§ **Work to be completed**
Your answer should be a single number: the count of lines containing "países".

Start Exercise material

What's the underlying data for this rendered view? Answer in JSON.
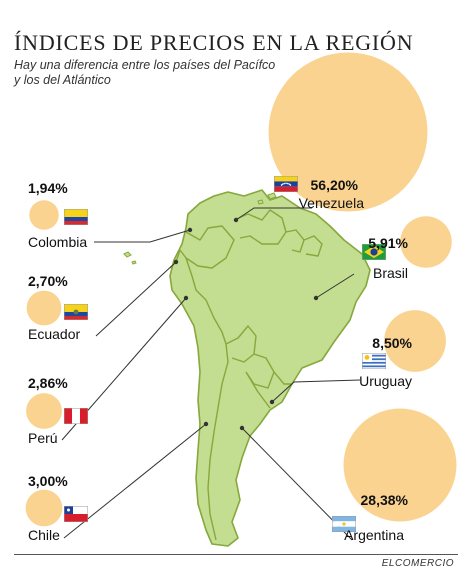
{
  "title": "ÍNDICES DE PRECIOS EN LA REGIÓN",
  "subtitle": "Hay una diferencia entre los países del Pacífco y los del Atlántico",
  "credit": "ELCOMERCIO",
  "colors": {
    "bubble": "#fad391",
    "land": "#c3dd91",
    "border": "#86a83c",
    "leader": "#333333"
  },
  "chart_data": {
    "type": "bubble-map",
    "title": "ÍNDICES DE PRECIOS EN LA REGIÓN",
    "subtitle": "Hay una diferencia entre los países del Pacífco y los del Atlántico",
    "unit": "%",
    "series": [
      {
        "country": "Colombia",
        "value": 1.94,
        "label": "1,94%",
        "flag": "colombia-flag"
      },
      {
        "country": "Ecuador",
        "value": 2.7,
        "label": "2,70%",
        "flag": "ecuador-flag"
      },
      {
        "country": "Perú",
        "value": 2.86,
        "label": "2,86%",
        "flag": "peru-flag"
      },
      {
        "country": "Chile",
        "value": 3.0,
        "label": "3,00%",
        "flag": "chile-flag"
      },
      {
        "country": "Venezuela",
        "value": 56.2,
        "label": "56,20%",
        "flag": "venezuela-flag"
      },
      {
        "country": "Brasil",
        "value": 5.91,
        "label": "5,91%",
        "flag": "brazil-flag"
      },
      {
        "country": "Uruguay",
        "value": 8.5,
        "label": "8,50%",
        "flag": "uruguay-flag"
      },
      {
        "country": "Argentina",
        "value": 28.38,
        "label": "28,38%",
        "flag": "argentina-flag"
      }
    ]
  }
}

End Exercise material

§ **Task answer**
2